Tuesday, May 11: At his hearing, Thonen criticizes trustees for violating students’ free speech and for treating them “as less than Americans.” The trustees find Thonen guilty of using “abusive language toward the president of the university,” and suspends him indefinitely.
Monday, May 24: Judge John Larkins of the U.S. District Court for the Eastern District of North Carolina orders the university to readmit Thonen.
Source: University Archives Newspaper articles chronicling these events are can be read at the University Archives web site.
Where are they now? Bob Whitley ’72, who was SGA president that spring of 1971, is a senior partner in the Whitley, Rodgman & Whitley law firm in Kinston.
Rob Luisana ’74, the MRC leader who was elected SGA president the following year, is managing partner of Pilot Financial Brokerage in Greensboro. “I do remember that for a short time the campus and the students came together to change something that we thought was wrong. Being involved in that time period was an education in every way. I’m glad that I was involved and, looking back, especially happy that no one was hurt or injured during any of the demonstrations.”

▶ Entries supplied:
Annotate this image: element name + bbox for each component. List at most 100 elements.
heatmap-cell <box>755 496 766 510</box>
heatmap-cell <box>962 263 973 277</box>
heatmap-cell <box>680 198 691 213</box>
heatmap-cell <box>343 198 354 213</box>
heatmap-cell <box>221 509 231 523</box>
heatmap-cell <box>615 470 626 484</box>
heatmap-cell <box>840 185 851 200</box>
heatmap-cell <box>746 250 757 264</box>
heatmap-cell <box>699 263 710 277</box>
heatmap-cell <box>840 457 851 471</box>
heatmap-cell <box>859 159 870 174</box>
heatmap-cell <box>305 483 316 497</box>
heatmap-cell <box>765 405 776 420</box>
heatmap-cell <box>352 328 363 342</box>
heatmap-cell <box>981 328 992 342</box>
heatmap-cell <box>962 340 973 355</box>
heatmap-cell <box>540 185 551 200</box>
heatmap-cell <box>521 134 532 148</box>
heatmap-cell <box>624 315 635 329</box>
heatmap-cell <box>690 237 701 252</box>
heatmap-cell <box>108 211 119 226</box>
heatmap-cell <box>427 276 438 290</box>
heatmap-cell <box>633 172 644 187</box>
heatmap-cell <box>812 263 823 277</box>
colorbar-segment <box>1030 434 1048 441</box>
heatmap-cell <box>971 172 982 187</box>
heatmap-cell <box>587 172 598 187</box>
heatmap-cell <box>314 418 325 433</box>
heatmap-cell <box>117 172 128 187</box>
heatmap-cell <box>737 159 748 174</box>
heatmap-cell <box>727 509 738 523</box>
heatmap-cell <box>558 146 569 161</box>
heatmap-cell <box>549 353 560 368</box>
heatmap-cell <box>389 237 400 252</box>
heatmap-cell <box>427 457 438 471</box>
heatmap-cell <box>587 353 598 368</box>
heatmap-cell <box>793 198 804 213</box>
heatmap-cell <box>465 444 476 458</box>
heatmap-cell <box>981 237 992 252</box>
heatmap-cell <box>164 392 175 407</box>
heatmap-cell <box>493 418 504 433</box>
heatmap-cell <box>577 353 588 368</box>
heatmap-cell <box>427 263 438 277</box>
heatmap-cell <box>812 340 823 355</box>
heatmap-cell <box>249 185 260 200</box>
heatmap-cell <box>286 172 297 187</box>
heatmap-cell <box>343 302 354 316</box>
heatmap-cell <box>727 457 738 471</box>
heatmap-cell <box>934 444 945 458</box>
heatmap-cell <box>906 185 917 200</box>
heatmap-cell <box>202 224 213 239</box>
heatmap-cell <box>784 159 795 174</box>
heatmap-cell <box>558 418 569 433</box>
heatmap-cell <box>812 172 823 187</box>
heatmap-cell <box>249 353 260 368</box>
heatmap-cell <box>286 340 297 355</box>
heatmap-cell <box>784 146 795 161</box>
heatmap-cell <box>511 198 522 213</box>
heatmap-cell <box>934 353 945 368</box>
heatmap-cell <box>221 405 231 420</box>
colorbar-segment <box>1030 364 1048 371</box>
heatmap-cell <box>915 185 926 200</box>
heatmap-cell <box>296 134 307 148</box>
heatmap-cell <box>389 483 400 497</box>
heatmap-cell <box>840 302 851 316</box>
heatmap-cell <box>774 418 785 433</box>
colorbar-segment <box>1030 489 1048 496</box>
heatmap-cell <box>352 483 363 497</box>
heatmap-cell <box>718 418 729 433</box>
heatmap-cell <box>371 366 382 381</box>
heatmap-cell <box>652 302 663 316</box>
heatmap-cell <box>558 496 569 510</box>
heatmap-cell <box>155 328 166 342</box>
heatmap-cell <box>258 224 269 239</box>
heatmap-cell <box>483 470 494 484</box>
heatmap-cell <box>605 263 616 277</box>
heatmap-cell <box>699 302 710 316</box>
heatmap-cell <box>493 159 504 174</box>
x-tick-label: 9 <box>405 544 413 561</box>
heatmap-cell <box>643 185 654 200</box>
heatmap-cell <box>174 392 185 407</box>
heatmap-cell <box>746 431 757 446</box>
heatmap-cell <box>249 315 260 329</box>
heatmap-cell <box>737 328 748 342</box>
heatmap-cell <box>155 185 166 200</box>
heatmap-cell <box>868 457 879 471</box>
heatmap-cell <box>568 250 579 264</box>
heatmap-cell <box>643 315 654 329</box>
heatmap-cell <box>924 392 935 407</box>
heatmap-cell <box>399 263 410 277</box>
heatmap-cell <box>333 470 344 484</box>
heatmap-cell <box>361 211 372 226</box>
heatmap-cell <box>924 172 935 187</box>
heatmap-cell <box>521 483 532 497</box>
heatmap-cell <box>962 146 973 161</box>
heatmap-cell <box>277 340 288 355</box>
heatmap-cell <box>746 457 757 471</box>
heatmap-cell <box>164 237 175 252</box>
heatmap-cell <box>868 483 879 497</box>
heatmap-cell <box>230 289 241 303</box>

▶ Task requirements:
1) In the campus protest account, who ordered the university to readmit Thonen?
2) Write what follows the last sentence of the campus protest account.
This material has no connection to the campus protest account.

▶ Results of the tasks:
1) Judge John Larkins of the U.S. District Court for the Eastern District of North Carolina.

2)
Henry Gorham ’71, the SGA Attorney General who prosecuted Thonen before the University Board, is an attorney in Raleigh with the firm of Teague Campbell Dennis & Gorham.
Bill Schell, who wrote the letter to the editor that got Thonen expelled, dropped out of sight after the incident. The university has no information on his whereabouts.
Rick Atkinson ’74, who was the student public defender for Thonen and Schell during hearings before the University Board and was elected SGA vice president the next year, is a Pulitzer Prize-winning journalist and former editor at the Washington Post. “Having been a newspaper man myself for more than 20 years, I can now see that Thonen was a good editor. He provided the students with a voice that was loud and clear.”

Ken Finch ’70, the Fountainhead artist who was threatened with suspension over his wickedly satiric cartoons (
above), is an artist living in Olympia, Wash. “For about two years I felt energized by the ability to express myself and have people be receptive to that expression. Students were actually reading the paper, where before it was ignored. We were reflecting big changes in how students felt about lifestyle issues at a time when it just seemed something had to give. I remember circulating a petition to allow women students to wear shorts in class, if you can believe it.”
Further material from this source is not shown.